• _Request_:
Write out every entry word for word.

Collected data
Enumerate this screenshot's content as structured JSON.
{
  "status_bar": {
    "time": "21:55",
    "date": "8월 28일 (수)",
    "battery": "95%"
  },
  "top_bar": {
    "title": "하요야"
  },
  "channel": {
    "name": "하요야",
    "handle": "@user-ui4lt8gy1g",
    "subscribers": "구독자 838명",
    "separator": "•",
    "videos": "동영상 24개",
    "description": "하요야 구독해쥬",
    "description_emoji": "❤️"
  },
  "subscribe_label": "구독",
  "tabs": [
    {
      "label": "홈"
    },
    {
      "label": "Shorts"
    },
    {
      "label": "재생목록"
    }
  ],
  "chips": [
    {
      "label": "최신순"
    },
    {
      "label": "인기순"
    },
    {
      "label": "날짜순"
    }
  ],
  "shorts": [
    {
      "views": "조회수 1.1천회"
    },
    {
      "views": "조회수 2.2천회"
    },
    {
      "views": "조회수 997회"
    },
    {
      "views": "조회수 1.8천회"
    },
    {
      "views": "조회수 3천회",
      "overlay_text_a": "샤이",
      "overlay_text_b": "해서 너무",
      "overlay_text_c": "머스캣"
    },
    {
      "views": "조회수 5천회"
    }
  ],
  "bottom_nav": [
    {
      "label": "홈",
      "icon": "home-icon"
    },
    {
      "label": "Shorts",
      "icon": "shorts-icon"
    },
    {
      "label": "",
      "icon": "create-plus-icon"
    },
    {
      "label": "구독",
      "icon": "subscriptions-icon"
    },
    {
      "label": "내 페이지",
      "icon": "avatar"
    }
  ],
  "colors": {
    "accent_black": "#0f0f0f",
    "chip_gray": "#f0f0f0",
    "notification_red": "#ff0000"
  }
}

• _Output of the exercise_:
Enumerate this screenshot's content as structured JSON.
{
  "status_bar": {
    "time": "21:55",
    "date": "8월 28일 (수)",
    "battery": "95%"
  },
  "top_bar": {
    "title": "하요야"
  },
  "channel": {
    "name": "하요야",
    "handle": "@user-ui4lt8gy1g",
    "subscribers": "구독자 838명",
    "separator": "•",
    "videos": "동영상 24개",
    "description": "하요야 구독해쥬",
    "description_emoji": "❤️"
  },
  "subscribe_label": "구독",
  "tabs": [
    {
      "label": "홈"
    },
    {
      "label": "Shorts"
    },
    {
      "label": "재생목록"
    }
  ],
  "chips": [
    {
      "label": "최신순"
    },
    {
      "label": "인기순"
    },
    {
      "label": "날짜순"
    }
  ],
  "shorts": [
    {
      "views": "조회수 1.1천회"
    },
    {
      "views": "조회수 2.2천회"
    },
    {
      "views": "조회수 997회"
    },
    {
      "views": "조회수 1.8천회"
    },
    {
      "views": "조회수 3천회",
      "overlay_text_a": "샤이",
      "overlay_text_b": "해서 너무",
      "overlay_text_c": "머스캣"
    },
    {
      "views": "조회수 5천회"
    }
  ],
  "bottom_nav": [
    {
      "label": "홈",
      "icon": "home-icon"
    },
    {
      "label": "Shorts",
      "icon": "shorts-icon"
    },
    {
      "label": "",
      "icon": "create-plus-icon"
    },
    {
      "label": "구독",
      "icon": "subscriptions-icon"
    },
    {
      "label": "내 페이지",
      "icon": "avatar"
    }
  ],
  "colors": {
    "accent_black": "#0f0f0f",
    "chip_gray": "#f0f0f0",
    "notification_red": "#ff0000"
  }
}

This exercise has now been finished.